• Exercise task: Return all of the data exactly as written, without the pictures.

• Given records:
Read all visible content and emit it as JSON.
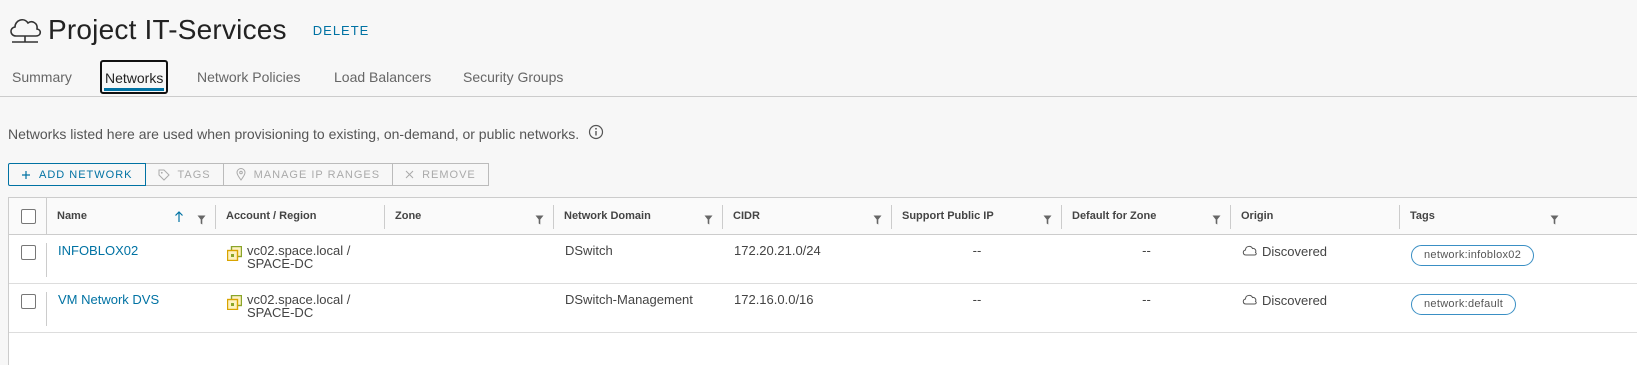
{
  "header": {
    "icon": "cloud-icon",
    "title": "Project IT-Services",
    "delete_label": "DELETE"
  },
  "tabs": [
    {
      "label": "Summary",
      "active": false
    },
    {
      "label": "Networks",
      "active": true
    },
    {
      "label": "Network Policies",
      "active": false
    },
    {
      "label": "Load Balancers",
      "active": false
    },
    {
      "label": "Security Groups",
      "active": false
    }
  ],
  "description": "Networks listed here are used when provisioning to existing, on-demand, or public networks.",
  "actions": {
    "add_network": "ADD NETWORK",
    "tags": "TAGS",
    "manage_ip_ranges": "MANAGE IP RANGES",
    "remove": "REMOVE"
  },
  "table": {
    "columns": [
      "Name",
      "Account / Region",
      "Zone",
      "Network Domain",
      "CIDR",
      "Support Public IP",
      "Default for Zone",
      "Origin",
      "Tags"
    ],
    "sort_column": "Name",
    "sort_direction": "ascending",
    "rows": [
      {
        "name": "INFOBLOX02",
        "account_line1": "vc02.space.local /",
        "account_line2": "SPACE-DC",
        "zone": "",
        "network_domain": "DSwitch",
        "cidr": "172.20.21.0/24",
        "support_public_ip": "--",
        "default_for_zone": "--",
        "origin": "Discovered",
        "tag": "network:infoblox02"
      },
      {
        "name": "VM Network DVS",
        "account_line1": "vc02.space.local /",
        "account_line2": "SPACE-DC",
        "zone": "",
        "network_domain": "DSwitch-Management",
        "cidr": "172.16.0.0/16",
        "support_public_ip": "--",
        "default_for_zone": "--",
        "origin": "Discovered",
        "tag": "network:default"
      }
    ]
  },
  "colors": {
    "accent": "#0072a3",
    "border": "#cccccc",
    "background": "#f7f7f7"
  }
}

• Final answer:
Read all visible content and emit it as JSON.
{
  "header": {
    "icon": "cloud-icon",
    "title": "Project IT-Services",
    "delete_label": "DELETE"
  },
  "tabs": [
    {
      "label": "Summary",
      "active": false
    },
    {
      "label": "Networks",
      "active": true
    },
    {
      "label": "Network Policies",
      "active": false
    },
    {
      "label": "Load Balancers",
      "active": false
    },
    {
      "label": "Security Groups",
      "active": false
    }
  ],
  "description": "Networks listed here are used when provisioning to existing, on-demand, or public networks.",
  "actions": {
    "add_network": "ADD NETWORK",
    "tags": "TAGS",
    "manage_ip_ranges": "MANAGE IP RANGES",
    "remove": "REMOVE"
  },
  "table": {
    "columns": [
      "Name",
      "Account / Region",
      "Zone",
      "Network Domain",
      "CIDR",
      "Support Public IP",
      "Default for Zone",
      "Origin",
      "Tags"
    ],
    "sort_column": "Name",
    "sort_direction": "ascending",
    "rows": [
      {
        "name": "INFOBLOX02",
        "account_line1": "vc02.space.local /",
        "account_line2": "SPACE-DC",
        "zone": "",
        "network_domain": "DSwitch",
        "cidr": "172.20.21.0/24",
        "support_public_ip": "--",
        "default_for_zone": "--",
        "origin": "Discovered",
        "tag": "network:infoblox02"
      },
      {
        "name": "VM Network DVS",
        "account_line1": "vc02.space.local /",
        "account_line2": "SPACE-DC",
        "zone": "",
        "network_domain": "DSwitch-Management",
        "cidr": "172.16.0.0/16",
        "support_public_ip": "--",
        "default_for_zone": "--",
        "origin": "Discovered",
        "tag": "network:default"
      }
    ]
  },
  "colors": {
    "accent": "#0072a3",
    "border": "#cccccc",
    "background": "#f7f7f7"
  }
}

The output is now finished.